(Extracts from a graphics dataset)

*****

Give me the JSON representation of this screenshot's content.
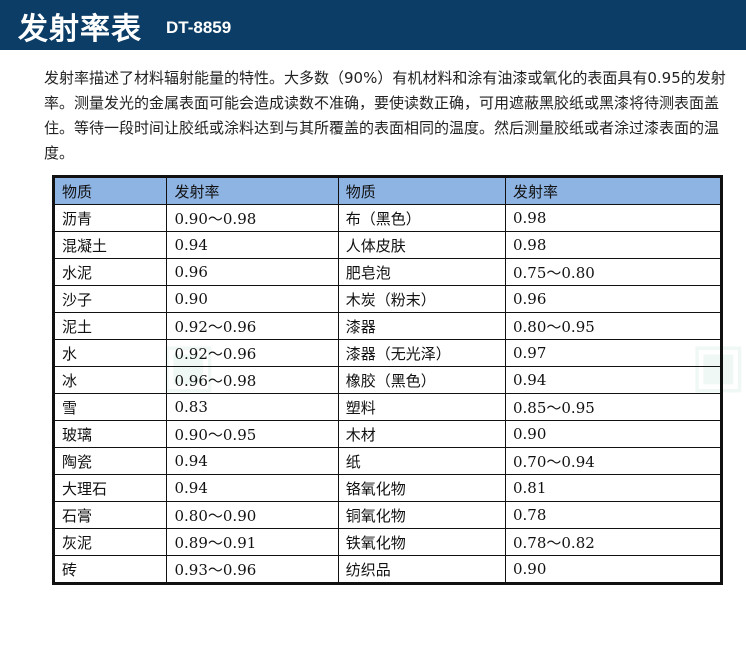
{
  "header": {
    "title": "发射率表",
    "model": "DT-8859"
  },
  "intro": "发射率描述了材料辐射能量的特性。大多数（90%）有机材料和涂有油漆或氧化的表面具有0.95的发射率。测量发光的金属表面可能会造成读数不准确，要使读数正确，可用遮蔽黑胶纸或黑漆将待测表面盖住。等待一段时间让胶纸或涂料达到与其所覆盖的表面相同的温度。然后测量胶纸或者涂过漆表面的温度。",
  "table": {
    "headers": [
      "物质",
      "发射率",
      "物质",
      "发射率"
    ],
    "rows": [
      [
        "沥青",
        "0.90～0.98",
        "布（黑色）",
        "0.98"
      ],
      [
        "混凝土",
        "0.94",
        "人体皮肤",
        "0.98"
      ],
      [
        "水泥",
        "0.96",
        "肥皂泡",
        "0.75～0.80"
      ],
      [
        "沙子",
        "0.90",
        "木炭（粉末）",
        "0.96"
      ],
      [
        "泥土",
        "0.92～0.96",
        "漆器",
        "0.80～0.95"
      ],
      [
        "水",
        "0.92～0.96",
        "漆器（无光泽）",
        "0.97"
      ],
      [
        "冰",
        "0.96～0.98",
        "橡胶（黑色）",
        "0.94"
      ],
      [
        "雪",
        "0.83",
        "塑料",
        "0.85～0.95"
      ],
      [
        "玻璃",
        "0.90～0.95",
        "木材",
        "0.90"
      ],
      [
        "陶瓷",
        "0.94",
        "纸",
        "0.70～0.94"
      ],
      [
        "大理石",
        "0.94",
        "铬氧化物",
        "0.81"
      ],
      [
        "石膏",
        "0.80～0.90",
        "铜氧化物",
        "0.78"
      ],
      [
        "灰泥",
        "0.89～0.91",
        "铁氧化物",
        "0.78～0.82"
      ],
      [
        "砖",
        "0.93～0.96",
        "纺织品",
        "0.90"
      ]
    ]
  }
}
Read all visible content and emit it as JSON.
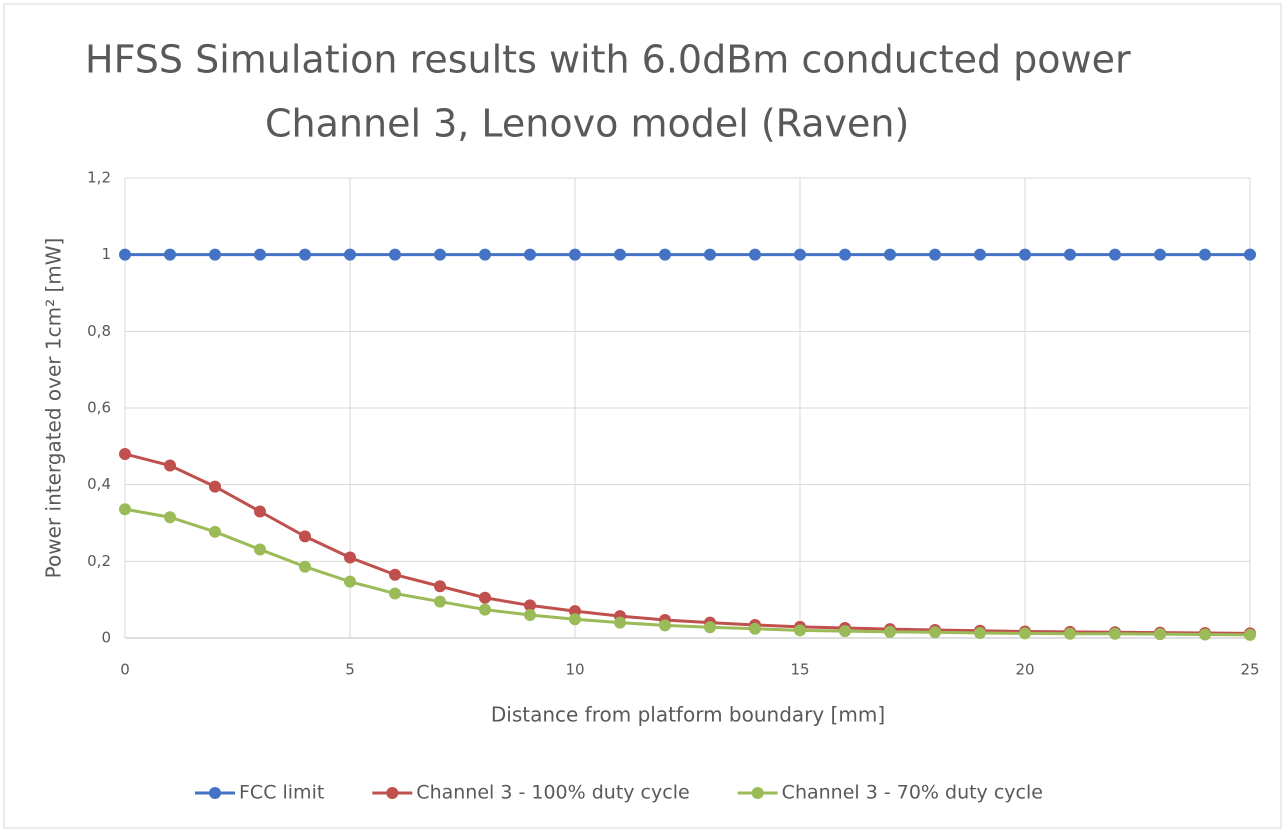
{
  "chart_data": {
    "type": "line",
    "title": "HFSS Simulation results with 6.0dBm conducted power",
    "subtitle": "Channel 3, Lenovo model (Raven)",
    "x_label": "Distance from platform boundary [mm]",
    "y_label": "Power intergated over 1cm² [mW]",
    "x": [
      0,
      1,
      2,
      3,
      4,
      5,
      6,
      7,
      8,
      9,
      10,
      11,
      12,
      13,
      14,
      15,
      16,
      17,
      18,
      19,
      20,
      21,
      22,
      23,
      24,
      25
    ],
    "series": [
      {
        "name": "FCC limit",
        "color": "#4472c4",
        "values": [
          1,
          1,
          1,
          1,
          1,
          1,
          1,
          1,
          1,
          1,
          1,
          1,
          1,
          1,
          1,
          1,
          1,
          1,
          1,
          1,
          1,
          1,
          1,
          1,
          1,
          1
        ]
      },
      {
        "name": "Channel 3 - 100% duty cycle",
        "color": "#c0504d",
        "values": [
          0.48,
          0.45,
          0.395,
          0.33,
          0.265,
          0.21,
          0.165,
          0.135,
          0.105,
          0.085,
          0.07,
          0.057,
          0.047,
          0.04,
          0.034,
          0.029,
          0.026,
          0.023,
          0.021,
          0.019,
          0.017,
          0.016,
          0.015,
          0.014,
          0.013,
          0.012
        ]
      },
      {
        "name": "Channel 3 - 70% duty cycle",
        "color": "#9bbb59",
        "values": [
          0.336,
          0.315,
          0.277,
          0.231,
          0.186,
          0.147,
          0.116,
          0.095,
          0.074,
          0.06,
          0.049,
          0.04,
          0.033,
          0.028,
          0.024,
          0.02,
          0.018,
          0.016,
          0.015,
          0.013,
          0.012,
          0.011,
          0.011,
          0.01,
          0.009,
          0.008
        ]
      }
    ],
    "xlim": [
      0,
      25
    ],
    "xticks": [
      0,
      5,
      10,
      15,
      20,
      25
    ],
    "ylim": [
      0,
      1.2
    ],
    "yticks": [
      0,
      {
        "value": 0.2,
        "label": "0,2"
      },
      {
        "value": 0.4,
        "label": "0,4"
      },
      {
        "value": 0.6,
        "label": "0,6"
      },
      {
        "value": 0.8,
        "label": "0,8"
      },
      1,
      {
        "value": 1.2,
        "label": "1,2"
      }
    ],
    "grid": true,
    "legend": "bottom"
  }
}
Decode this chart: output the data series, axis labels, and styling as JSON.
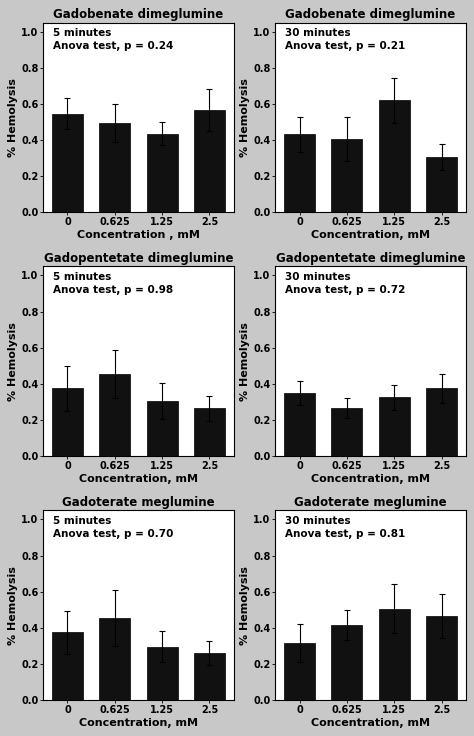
{
  "subplots": [
    {
      "title": "Gadobenate dimeglumine",
      "annotation": "5 minutes\nAnova test, p = 0.24",
      "xlabel": "Concentration , mM",
      "ylabel": "% Hemolysis",
      "categories": [
        "0",
        "0.625",
        "1.25",
        "2.5"
      ],
      "values": [
        0.545,
        0.495,
        0.435,
        0.565
      ],
      "errors": [
        0.085,
        0.105,
        0.065,
        0.115
      ],
      "ylim": [
        0.0,
        1.05
      ],
      "yticks": [
        0.0,
        0.2,
        0.4,
        0.6,
        0.8,
        1.0
      ]
    },
    {
      "title": "Gadobenate dimeglumine",
      "annotation": "30 minutes\nAnova test, p = 0.21",
      "xlabel": "Concentration, mM",
      "ylabel": "% Hemolysis",
      "categories": [
        "0",
        "0.625",
        "1.25",
        "2.5"
      ],
      "values": [
        0.43,
        0.405,
        0.62,
        0.305
      ],
      "errors": [
        0.095,
        0.12,
        0.125,
        0.07
      ],
      "ylim": [
        0.0,
        1.05
      ],
      "yticks": [
        0.0,
        0.2,
        0.4,
        0.6,
        0.8,
        1.0
      ]
    },
    {
      "title": "Gadopentetate dimeglumine",
      "annotation": "5 minutes\nAnova test, p = 0.98",
      "xlabel": "Concentration, mM",
      "ylabel": "% Hemolysis",
      "categories": [
        "0",
        "0.625",
        "1.25",
        "2.5"
      ],
      "values": [
        0.375,
        0.455,
        0.305,
        0.265
      ],
      "errors": [
        0.125,
        0.135,
        0.1,
        0.07
      ],
      "ylim": [
        0.0,
        1.05
      ],
      "yticks": [
        0.0,
        0.2,
        0.4,
        0.6,
        0.8,
        1.0
      ]
    },
    {
      "title": "Gadopentetate dimeglumine",
      "annotation": "30 minutes\nAnova test, p = 0.72",
      "xlabel": "Concentration, mM",
      "ylabel": "% Hemolysis",
      "categories": [
        "0",
        "0.625",
        "1.25",
        "2.5"
      ],
      "values": [
        0.35,
        0.265,
        0.325,
        0.375
      ],
      "errors": [
        0.065,
        0.055,
        0.07,
        0.08
      ],
      "ylim": [
        0.0,
        1.05
      ],
      "yticks": [
        0.0,
        0.2,
        0.4,
        0.6,
        0.8,
        1.0
      ]
    },
    {
      "title": "Gadoterate meglumine",
      "annotation": "5 minutes\nAnova test, p = 0.70",
      "xlabel": "Concentration, mM",
      "ylabel": "% Hemolysis",
      "categories": [
        "0",
        "0.625",
        "1.25",
        "2.5"
      ],
      "values": [
        0.375,
        0.455,
        0.295,
        0.26
      ],
      "errors": [
        0.12,
        0.155,
        0.085,
        0.065
      ],
      "ylim": [
        0.0,
        1.05
      ],
      "yticks": [
        0.0,
        0.2,
        0.4,
        0.6,
        0.8,
        1.0
      ]
    },
    {
      "title": "Gadoterate meglumine",
      "annotation": "30 minutes\nAnova test, p = 0.81",
      "xlabel": "Concentration, mM",
      "ylabel": "% Hemolysis",
      "categories": [
        "0",
        "0.625",
        "1.25",
        "2.5"
      ],
      "values": [
        0.315,
        0.415,
        0.505,
        0.465
      ],
      "errors": [
        0.105,
        0.085,
        0.135,
        0.12
      ],
      "ylim": [
        0.0,
        1.05
      ],
      "yticks": [
        0.0,
        0.2,
        0.4,
        0.6,
        0.8,
        1.0
      ]
    }
  ],
  "bar_color": "#111111",
  "bar_edgecolor": "#000000",
  "error_color": "#000000",
  "background_color": "#ffffff",
  "fig_background": "#c8c8c8",
  "title_fontsize": 8.5,
  "label_fontsize": 8,
  "tick_fontsize": 7,
  "annotation_fontsize": 7.5
}
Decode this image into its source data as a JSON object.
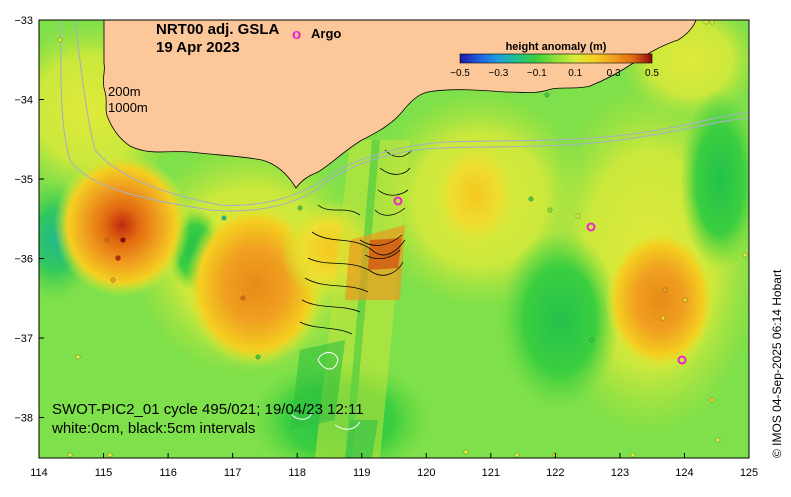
{
  "map": {
    "title_line1": "NRT00 adj. GSLA",
    "title_line2": "19 Apr 2023",
    "argo_marker": "o",
    "argo_label": "Argo",
    "isobath_200": "200m",
    "isobath_1000": "1000m",
    "swot_caption": "SWOT-PIC2_01 cycle 495/021; 19/04/23 12:11",
    "contour_caption": "white:0cm, black:5cm intervals",
    "credit": "© IMOS 04-Sep-2025 06:14 Hobart",
    "x_axis_ticks": [
      "114",
      "115",
      "116",
      "117",
      "118",
      "119",
      "120",
      "121",
      "122",
      "123",
      "124",
      "125"
    ],
    "y_axis_ticks": [
      "−33",
      "−34",
      "−35",
      "−36",
      "−37",
      "−38"
    ]
  },
  "colorbar": {
    "title": "height anomaly (m)",
    "ticks": [
      "−0.5",
      "−0.3",
      "−0.1",
      "0.1",
      "0.3",
      "0.5"
    ],
    "colors": [
      "#1a1aa8",
      "#1f5fe0",
      "#1f9ed8",
      "#22c08a",
      "#3fcf3a",
      "#8fe03a",
      "#d8ec3a",
      "#f4d020",
      "#f0a020",
      "#e26a10",
      "#c02a10",
      "#8a0a0a"
    ]
  },
  "colors": {
    "land": "#fcc89a",
    "ocean_base": "#7ee04a",
    "argo": "#ee22cc"
  }
}
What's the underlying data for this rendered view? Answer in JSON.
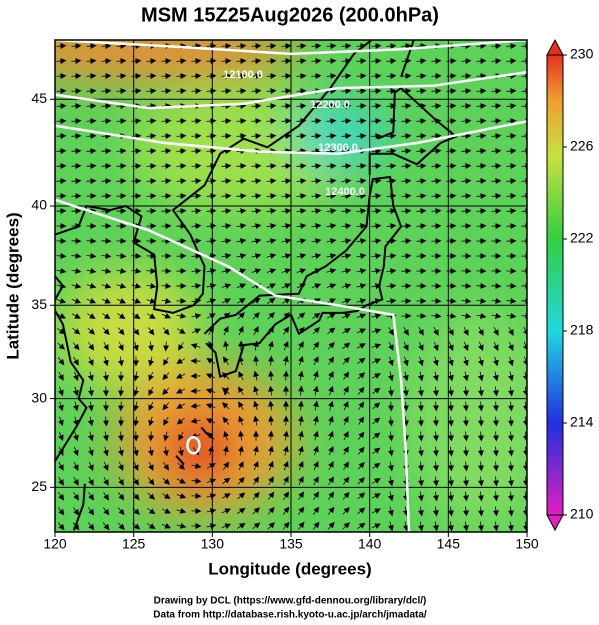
{
  "title": "MSM 15Z25Aug2026 (200.0hPa)",
  "x_axis": {
    "label": "Longitude (degrees)",
    "lim": [
      120,
      150
    ],
    "ticks": [
      120,
      125,
      130,
      135,
      140,
      145,
      150
    ]
  },
  "y_axis": {
    "label": "Latitude  (degrees)",
    "lim": [
      22.4,
      47.6
    ],
    "ticks": [
      25,
      30,
      35,
      40,
      45
    ]
  },
  "colorbar": {
    "lim": [
      210,
      230
    ],
    "ticks": [
      210,
      214,
      218,
      222,
      226,
      230
    ]
  },
  "contour_labels": [
    "12100.0",
    "12200.0",
    "12300.0",
    "12400.0"
  ],
  "footer": [
    "Drawing by DCL (https://www.gfd-dennou.org/library/dcl/)",
    "Data from http://database.rish.kyoto-u.ac.jp/arch/jmadata/"
  ]
}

*****

__EXERCISE DIRECTIONS__. On how many lines does the word "test" appear? Answer with only the number.

__RESPONSE TO THE EXERCISE__. 6